_REQUIRED WORK_.
Filter these entries so that only lines with the word "times" remain.

Data records
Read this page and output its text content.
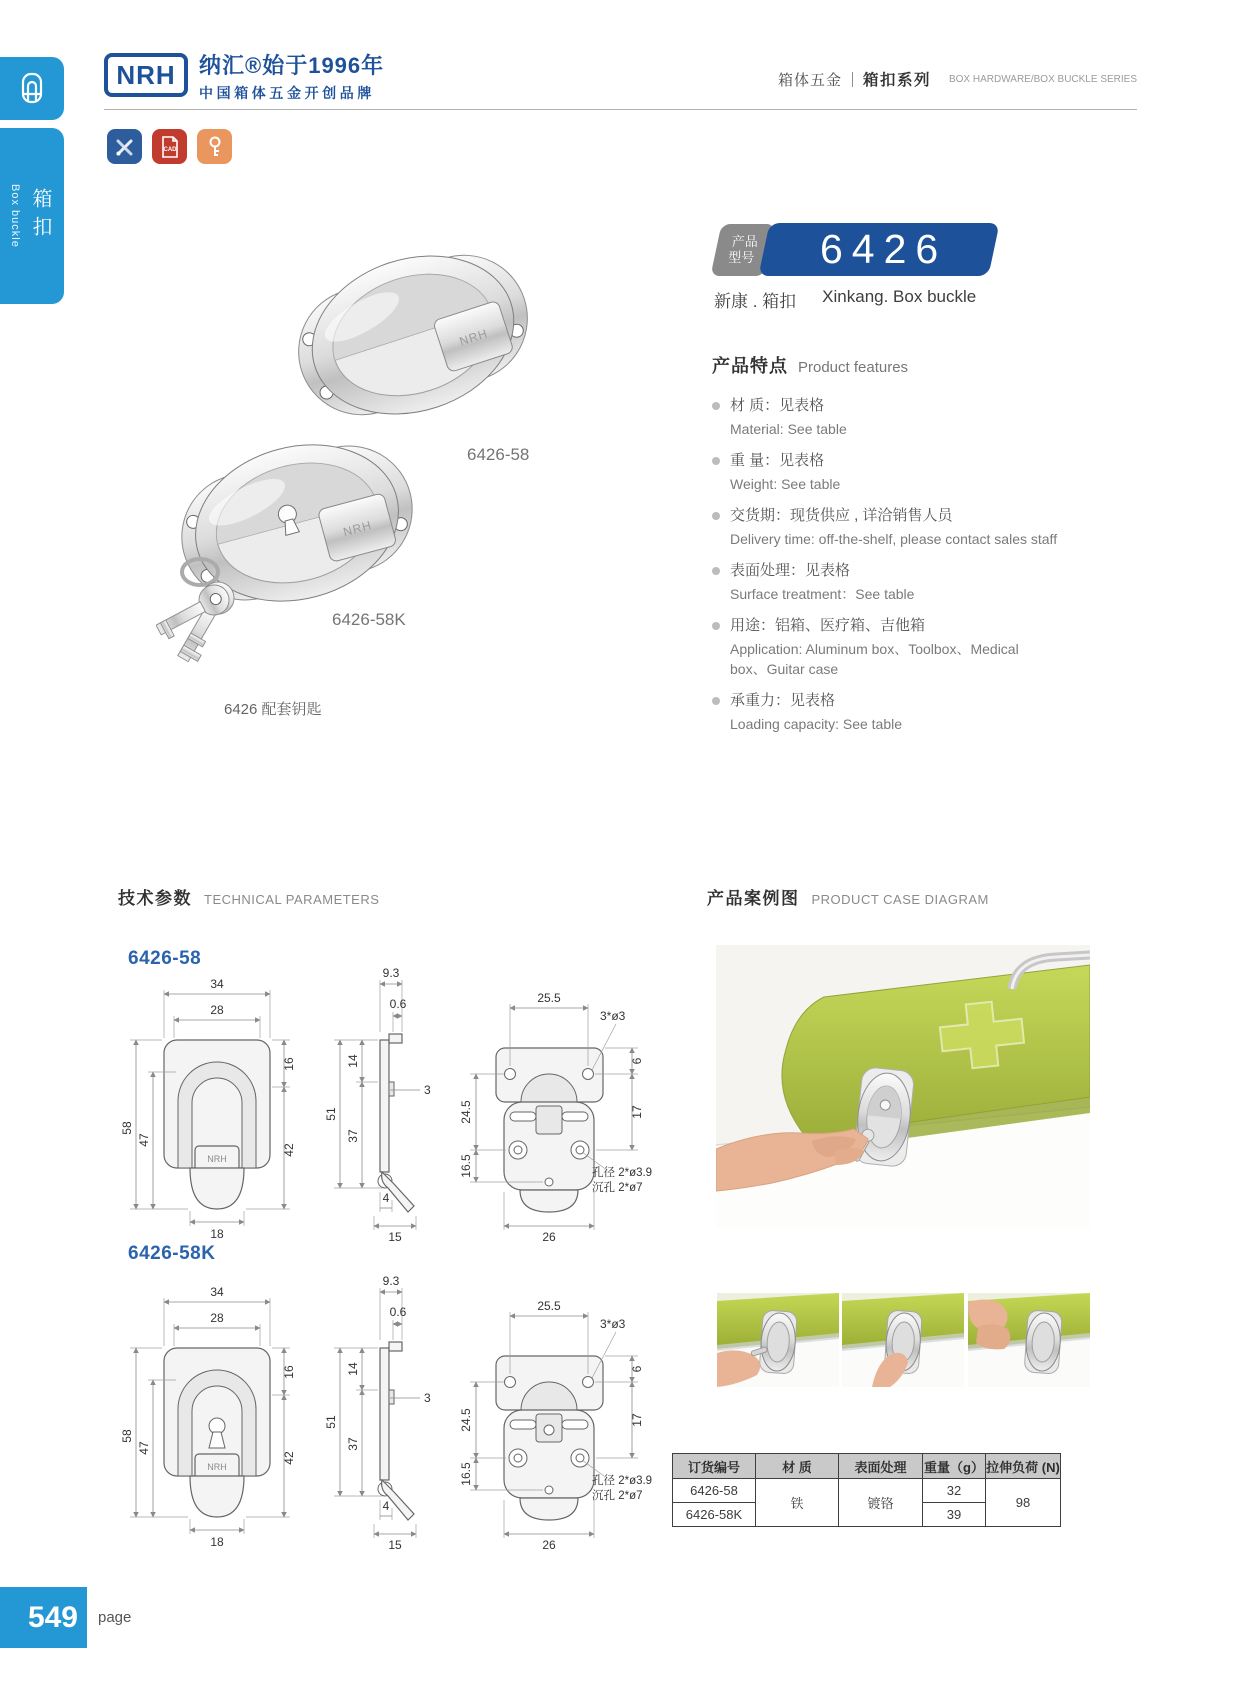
Box buckle 箱扣
NRH 纳汇®始于1996年
中国箱体五金开创品牌
箱体五金 箱扣系列 BOX HARDWARE/BOX BUCKLE SERIES
CAD
NRH
6426-58
NRH
6426-58K
6426 配套钥匙
产品
型号 6426
新康 . 箱扣 Xinkang. Box buckle
产品特点 Product features
材 质：见表格
Material: See table
重 量：见表格
Weight: See table
交货期：现货供应 , 详洽销售人员
Delivery time: off-the-shelf, please contact sales staff
表面处理：见表格
Surface treatment：See table
用途：铝箱、医疗箱、吉他箱
Application: Aluminum box、Toolbox、Medical box、Guitar case
承重力：见表格
Loading capacity: See table
技术参数 TECHNICAL PARAMETERS	产品案例图 PRODUCT CASE DIAGRAM
6426-58
NRH
34
28
58
47
16
42
18
9.3
0.6
14
51
37
3
4
15
25.5
3*ø3
6
17
24.5
16.5
26
孔径 2*ø3.9
沉孔 2*ø7
6426-58K
NRH
34
28
58
47
16
42
18
9.3
0.6
14
51
37
3
4
15
25.5
3*ø3
6
17
24.5
16.5
26
孔径 2*ø3.9
沉孔 2*ø7
订货编号	材 质	表面处理	重量（g）	拉伸负荷 (N)
6426-58	铁	镀铬	32	98
6426-58K			39	
549 page
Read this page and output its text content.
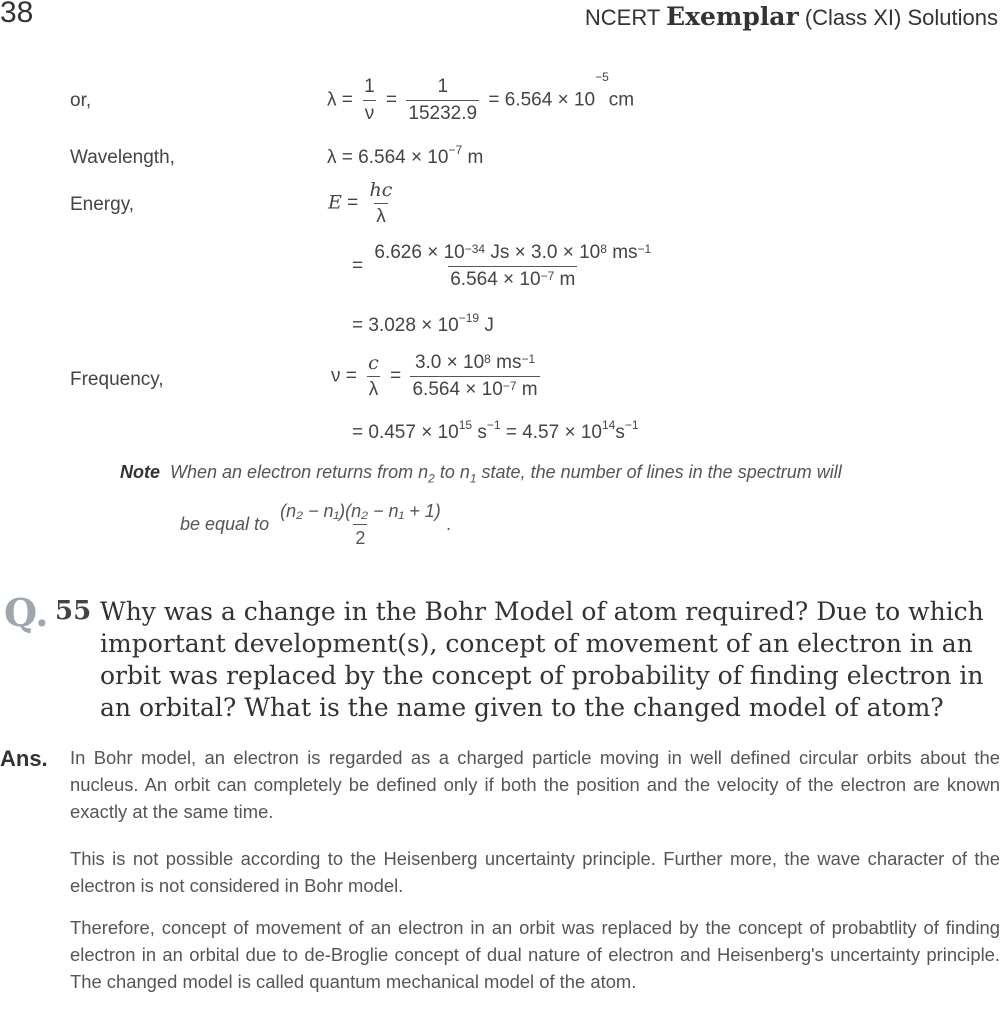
38	NCERT Exemplar (Class XI) Solutions
or,	$\lambda = \frac{1}{\nu} = \frac{1}{15232.9} = 6.564 \times 10^{-5}cm$
Wavelength,	$\lambda = 6.564 \times 10^{-7}$ m
Energy,	$E = \frac{hc}{\lambda}$
= $\frac{6.626 \times 10^{-34} Js \times 3.0 \times 10^8 ms^{-1}}{6.564 \times 10^{-7} m}$
= $3.028 \times 10^{-19}$ J
Frequency,	$\nu = \frac{c}{\lambda} = \frac{3.0 \times 10^8 ms^{-1}}{6.564 \times 10^{-7} m}$
= $0.457 \times 10^{15}$ $s^{-1} = 4.57 \times 10^{14}s^{-1}$
Note When an electron returns from $n_2$ to $n_1$ state, the number of lines in the spectrum will
be equal to $\frac{\text{(n₂ − n₁)(n₂ − n₁ + 1)}}{2}$ .
Q. 55 Why was a change in the Bohr Model of atom required? Due to which important development(s), concept of movement of an electron in an orbit was replaced by the concept of probability of finding electron in an orbital? What is the name given to the changed model of atom?
Ans. In Bohr model, an electron is regarded as a charged particle moving in well defined circular orbits about the nucleus. An orbit can completely be defined only if both the position and the velocity of the electron are known exactly at the same time.
This is not possible according to the Heisenberg uncertainty principle. Further more, the wave character of the electron is not considered in Bohr model.
Therefore, concept of movement of an electron in an orbit was replaced by the concept of probabtlity of finding electron in an orbital due to de-Broglie concept of dual nature of electron and Heisenberg's uncertainty principle. The changed model is called quantum mechanical model of the atom.
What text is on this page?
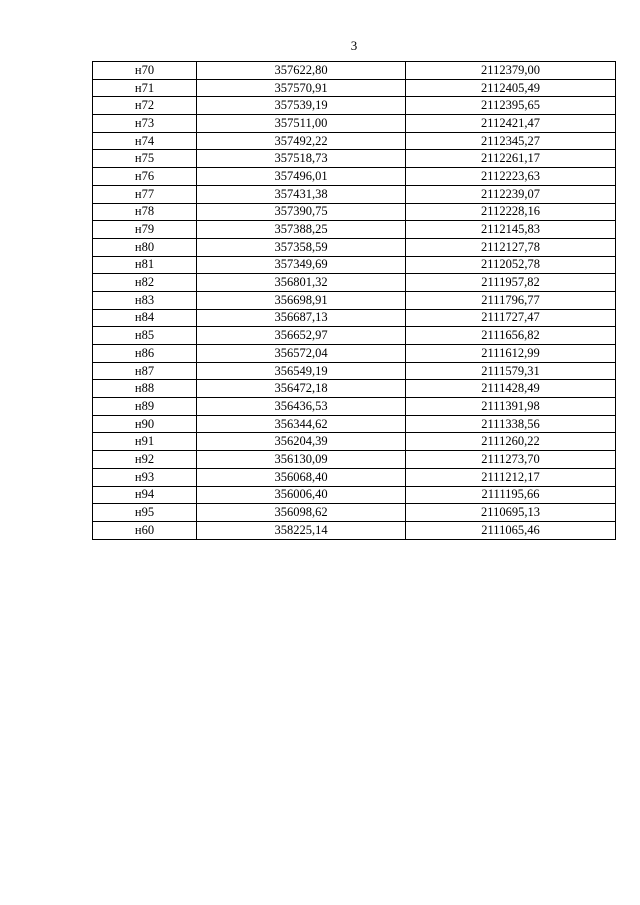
3
н70	357622,80	2112379,00
н71	357570,91	2112405,49
н72	357539,19	2112395,65
н73	357511,00	2112421,47
н74	357492,22	2112345,27
н75	357518,73	2112261,17
н76	357496,01	2112223,63
н77	357431,38	2112239,07
н78	357390,75	2112228,16
н79	357388,25	2112145,83
н80	357358,59	2112127,78
н81	357349,69	2112052,78
н82	356801,32	2111957,82
н83	356698,91	2111796,77
н84	356687,13	2111727,47
н85	356652,97	2111656,82
н86	356572,04	2111612,99
н87	356549,19	2111579,31
н88	356472,18	2111428,49
н89	356436,53	2111391,98
н90	356344,62	2111338,56
н91	356204,39	2111260,22
н92	356130,09	2111273,70
н93	356068,40	2111212,17
н94	356006,40	2111195,66
н95	356098,62	2110695,13
н60	358225,14	2111065,46
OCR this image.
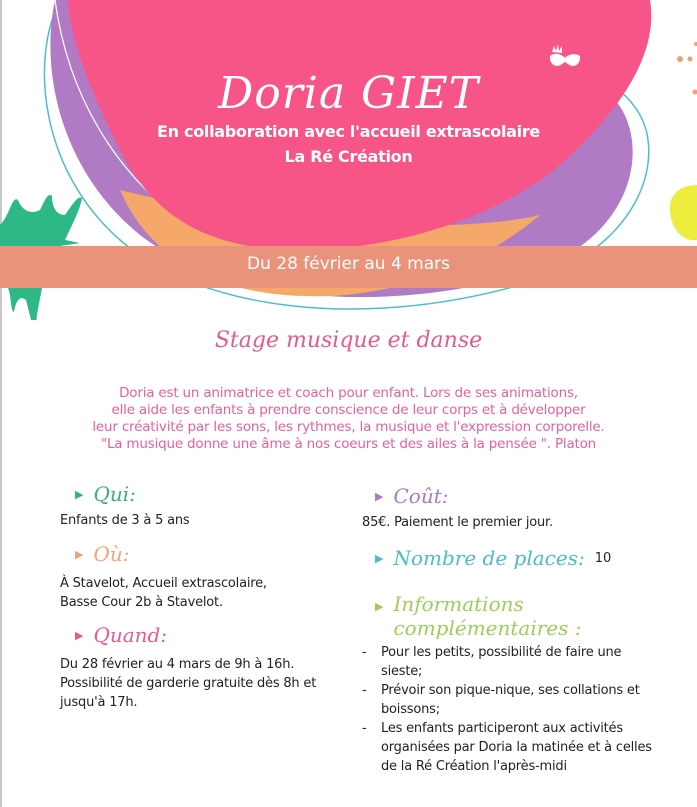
Doria GIET
En collaboration avec l'accueil extrascolaire
La Ré Création
Du 28 février au 4 mars
Stage musique et danse
Doria est un animatrice et coach pour enfant. Lors de ses animations,
elle aide les enfants à prendre conscience de leur corps et à développer
leur créativité par les sons, les rythmes, la musique et l'expression corporelle.
"La musique donne une âme à nos coeurs et des ailes à la pensée ". Platon
▶ Qui:
Enfants de 3 à 5 ans
▶ Où:
À Stavelot, Accueil extrascolaire,
Basse Cour 2b à Stavelot.
▶ Quand:
Du 28 février au 4 mars de 9h à 16h.
Possibilité de garderie gratuite dès 8h et
jusqu'à 17h.
▶ Coût:
85€. Paiement le premier jour.
▶ Nombre de places: 10
▶ Informations
complémentaires :
- Pour les petits, possibilité de faire une sieste;
- Prévoir son pique-nique, ses collations et boissons;
- Les enfants participeront aux activités organisées par Doria la matinée et à celles de la Ré Création l'après-midi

_WORKED ANSWER_.
or,	$\lambda = \frac{1}{\nu} = \frac{1}{15232.9} = 6.564 \times 10^{-5}cm$
Wavelength,	$\lambda = 6.564 \times 10^{-7}$ m
= $\frac{6.626 \times 10^{-34} Js \times 3.0 \times 10^8 ms^{-1}}{6.564 \times 10^{-7} m}$
= $3.028 \times 10^{-19}$ J
Frequency,	$\nu = \frac{c}{\lambda} = \frac{3.0 \times 10^8 ms^{-1}}{6.564 \times 10^{-7} m}$
= $0.457 \times 10^{15}$ $s^{-1} = 4.57 \times 10^{14}s^{-1}$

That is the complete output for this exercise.